Wednesday, October 03, 2007

Agile failure modes - again

Back in April and May I discussed failure modes in Agile software development. Well I’ve found another. That is to say I’ve found another way in which an Agile development practise can go wrong. I’ve seen this before but I didn’t recognise it as a failure mode, I saw it as a little local difficulty now I’ve seen it a second time I understand it a bit better. The trouble with this failure is that at first it looks a lot like what should be happening.

One of the core ideas behind Lean and Agile is improving quality of code. Improving code quality enabled several other benefits. Improved quality means fewer bugs, so future development is less disrupted because there is less rework. Improve quality means less time spent in test at the end of a development. Thus short iterative cycles become possible. And improved quality means you can deliver (or just demo) any time. So quality improvement is important.

> _SUPPLIED INFORMATION_
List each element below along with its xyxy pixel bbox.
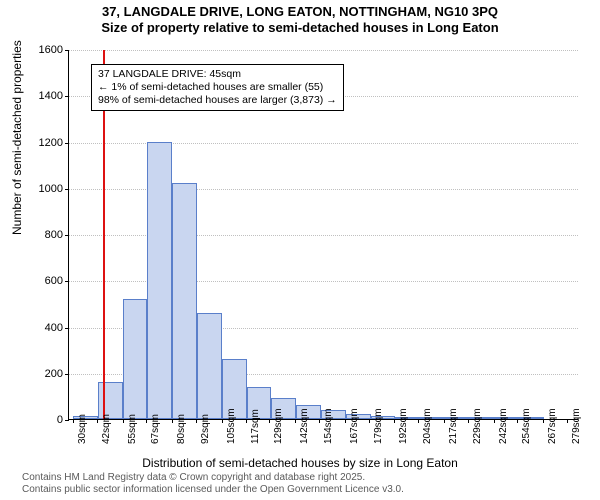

> _EXERCISES_
(a) Answer these questions about the post on Agile failure modes:
(i) In which months did the author previously discuss failure modes in Agile software development?
(ii) According to the author, what is the trouble with the newly found failure?
(iii) Why is future development less disrupted when there are fewer bugs?
(b) Write out the post on Agile failure modes from "Back in April" up to and including "should be happening.", replacing "little local difficulty" with "minor local problem".
(c) Carry on the post about Agile failure modes past its final sentence.

> _OUTPUTS_
(a)
(i) April and May.
(ii) At first it looks a lot like what should be happening.
(iii) Because there is less rework.

(b)
Back in April and May I discussed failure modes in Agile software development. Well I’ve found another. That is to say I’ve found another way in which an Agile development practise can go wrong. I’ve seen this before but I didn’t recognise it as a failure mode, I saw it as a minor local problem now I’ve seen it a second time I understand it a bit better. The trouble with this failure is that at first it looks a lot like what should be happening.

(c)
One way in which we seek to improve quality is through automated unit testing. This is usually undertaken as Test Driven Development or Test First Development. Now there is a whole host of reasons why it can be difficult but that is another blog. With automated unit tests fine grained functionality can be tested very rapidly which provides for rapid regression testing and increased confidence in new code.

This is where the failure comes in.

We actually want the tests to fail if we change something because they prevents errors slipping into the system. So we add a test for new code, write the new code and by the time we check the code it is finished and the test pass. But, if later something changes which will break the code then we want the test to fail in order to catch the error that has been introduced. In this case we want the test to be fragile so that it catches anything which is now wrong.

The problem occurs when the test is fragile in the wrong way. In the case I’ve just observed the test was fragile when data in the database changed. Previously when I saw this the tests were fragile around COM. The test was/is not sufficiently isolated from its environment.

True dyed-in-the-wool Agile/TDD practitioners will immediately jump to say: you shouldn’t do it that way. And they are right. These fragility points should be addressed. This might be by stubbing code out, using mock objects or by tearing-down and restoring some element - such as a database.

As a consequence instead of the tests helping you validate code and move faster they become a hindrance. The need to update and change the tests regularly adds to the work load and complexity. Instead of the test showing everything is good they add to the maintenance burden, the exact opposite of what was desired.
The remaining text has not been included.